Request. Make an exact copy of each entry, leaving out every picture.
--- Start of Working data ---
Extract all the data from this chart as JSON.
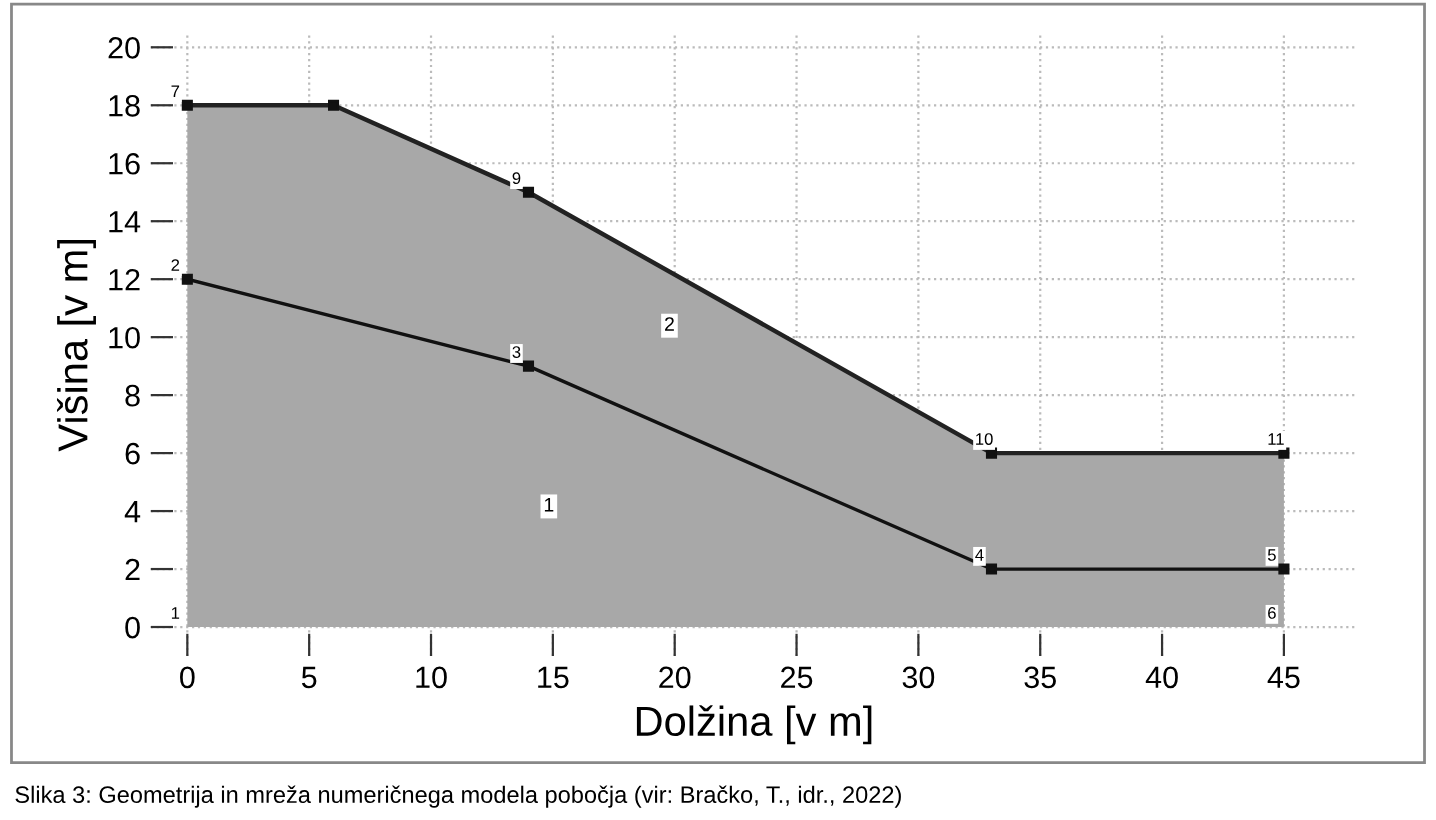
{
  "chart_data": {
    "type": "area",
    "xlabel": "Dolžina [v m]",
    "ylabel": "Višina [v m]",
    "series": [
      {
        "color": "#a8a8a8",
        "x": [
          0,
          6,
          14,
          33,
          45
        ],
        "values": [
          18,
          18,
          15,
          6,
          6
        ]
      },
      {
        "type": "line",
        "color": "#111111",
        "x": [
          0,
          14,
          33,
          45
        ],
        "values": [
          12,
          9,
          2,
          2
        ]
      }
    ],
    "xlim": [
      -1.5,
      48
    ],
    "ylim": [
      -1,
      20.5
    ],
    "xticks": [
      0,
      5,
      10,
      15,
      20,
      25,
      30,
      35,
      40,
      45
    ],
    "yticks": [
      0,
      2,
      4,
      6,
      8,
      10,
      12,
      14,
      16,
      18,
      20
    ],
    "grid": true,
    "marker": "square",
    "line_style": "solid",
    "annotations": [
      {
        "text": "1",
        "x": 0,
        "y": 0
      },
      {
        "text": "2",
        "x": 0,
        "y": 12
      },
      {
        "text": "3",
        "x": 14,
        "y": 9
      },
      {
        "text": "4",
        "x": 33,
        "y": 2
      },
      {
        "text": "5",
        "x": 45,
        "y": 2
      },
      {
        "text": "6",
        "x": 45,
        "y": 0
      },
      {
        "text": "7",
        "x": 0,
        "y": 18
      },
      {
        "text": "9",
        "x": 14,
        "y": 15
      },
      {
        "text": "10",
        "x": 33,
        "y": 6
      },
      {
        "text": "11",
        "x": 45,
        "y": 6
      },
      "1",
      "2",
      "Slika 3: Geometrija in mreža numeričnega modela pobočja (vir: Bračko, T., idr., 2022)"
    ]
  }
}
--- End of Working data ---
Output.
Extract all the data from this chart as JSON.
{
  "chart_data": {
    "type": "area",
    "xlabel": "Dolžina [v m]",
    "ylabel": "Višina [v m]",
    "series": [
      {
        "color": "#a8a8a8",
        "x": [
          0,
          6,
          14,
          33,
          45
        ],
        "values": [
          18,
          18,
          15,
          6,
          6
        ]
      },
      {
        "type": "line",
        "color": "#111111",
        "x": [
          0,
          14,
          33,
          45
        ],
        "values": [
          12,
          9,
          2,
          2
        ]
      }
    ],
    "xlim": [
      -1.5,
      48
    ],
    "ylim": [
      -1,
      20.5
    ],
    "xticks": [
      0,
      5,
      10,
      15,
      20,
      25,
      30,
      35,
      40,
      45
    ],
    "yticks": [
      0,
      2,
      4,
      6,
      8,
      10,
      12,
      14,
      16,
      18,
      20
    ],
    "grid": true,
    "marker": "square",
    "line_style": "solid",
    "annotations": [
      {
        "text": "1",
        "x": 0,
        "y": 0
      },
      {
        "text": "2",
        "x": 0,
        "y": 12
      },
      {
        "text": "3",
        "x": 14,
        "y": 9
      },
      {
        "text": "4",
        "x": 33,
        "y": 2
      },
      {
        "text": "5",
        "x": 45,
        "y": 2
      },
      {
        "text": "6",
        "x": 45,
        "y": 0
      },
      {
        "text": "7",
        "x": 0,
        "y": 18
      },
      {
        "text": "9",
        "x": 14,
        "y": 15
      },
      {
        "text": "10",
        "x": 33,
        "y": 6
      },
      {
        "text": "11",
        "x": 45,
        "y": 6
      },
      "1",
      "2",
      "Slika 3: Geometrija in mreža numeričnega modela pobočja (vir: Bračko, T., idr., 2022)"
    ]
  }
}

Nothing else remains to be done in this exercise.